● The problem: Output all the data exactly. Pictures do not belong in the copy.

[Records from a data source]
####################

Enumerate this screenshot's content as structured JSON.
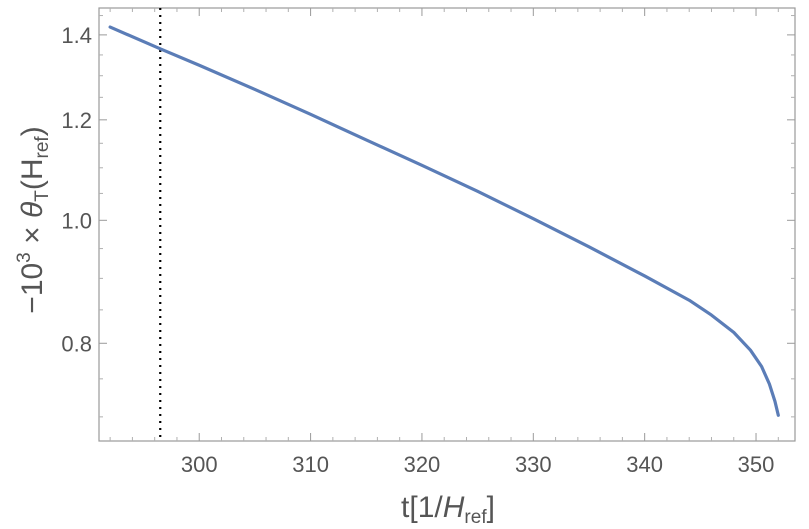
{
  "chart_data": {
    "type": "line",
    "xlabel": {
      "pre": "t[1/",
      "main": "H",
      "sub": "ref",
      "post": "]"
    },
    "ylabel": {
      "pre": "−10",
      "sup": "3",
      "mid": " × ",
      "theta": "θ",
      "sub": "T",
      "post_open": "(H",
      "post_sub": "ref",
      "post_close": ")"
    },
    "xlim": [
      291.0,
      353.5
    ],
    "ylim": [
      0.67,
      1.47
    ],
    "yscale": "log",
    "xticks": [
      300,
      310,
      320,
      330,
      340,
      350
    ],
    "xtick_labels": [
      "300",
      "310",
      "320",
      "330",
      "340",
      "350"
    ],
    "yticks": [
      0.8,
      1.0,
      1.2,
      1.4
    ],
    "ytick_labels": [
      "0.8",
      "1.0",
      "1.2",
      "1.4"
    ],
    "vline_x": 296.5,
    "series": [
      {
        "color": "#5b7db7",
        "x": [
          292.0,
          296.5,
          300,
          305,
          310,
          315,
          320,
          325,
          330,
          335,
          340,
          344,
          346,
          348,
          349.5,
          350.5,
          351.2,
          351.7,
          352.0
        ],
        "y": [
          1.42,
          1.365,
          1.325,
          1.268,
          1.212,
          1.157,
          1.105,
          1.054,
          1.003,
          0.953,
          0.904,
          0.865,
          0.842,
          0.816,
          0.79,
          0.767,
          0.743,
          0.72,
          0.702
        ]
      }
    ],
    "grid": false
  }
}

####################

● Solution:
Enumerate this screenshot's content as structured JSON.
{
  "chart_data": {
    "type": "line",
    "xlabel": {
      "pre": "t[1/",
      "main": "H",
      "sub": "ref",
      "post": "]"
    },
    "ylabel": {
      "pre": "−10",
      "sup": "3",
      "mid": " × ",
      "theta": "θ",
      "sub": "T",
      "post_open": "(H",
      "post_sub": "ref",
      "post_close": ")"
    },
    "xlim": [
      291.0,
      353.5
    ],
    "ylim": [
      0.67,
      1.47
    ],
    "yscale": "log",
    "xticks": [
      300,
      310,
      320,
      330,
      340,
      350
    ],
    "xtick_labels": [
      "300",
      "310",
      "320",
      "330",
      "340",
      "350"
    ],
    "yticks": [
      0.8,
      1.0,
      1.2,
      1.4
    ],
    "ytick_labels": [
      "0.8",
      "1.0",
      "1.2",
      "1.4"
    ],
    "vline_x": 296.5,
    "series": [
      {
        "color": "#5b7db7",
        "x": [
          292.0,
          296.5,
          300,
          305,
          310,
          315,
          320,
          325,
          330,
          335,
          340,
          344,
          346,
          348,
          349.5,
          350.5,
          351.2,
          351.7,
          352.0
        ],
        "y": [
          1.42,
          1.365,
          1.325,
          1.268,
          1.212,
          1.157,
          1.105,
          1.054,
          1.003,
          0.953,
          0.904,
          0.865,
          0.842,
          0.816,
          0.79,
          0.767,
          0.743,
          0.72,
          0.702
        ]
      }
    ],
    "grid": false
  }
}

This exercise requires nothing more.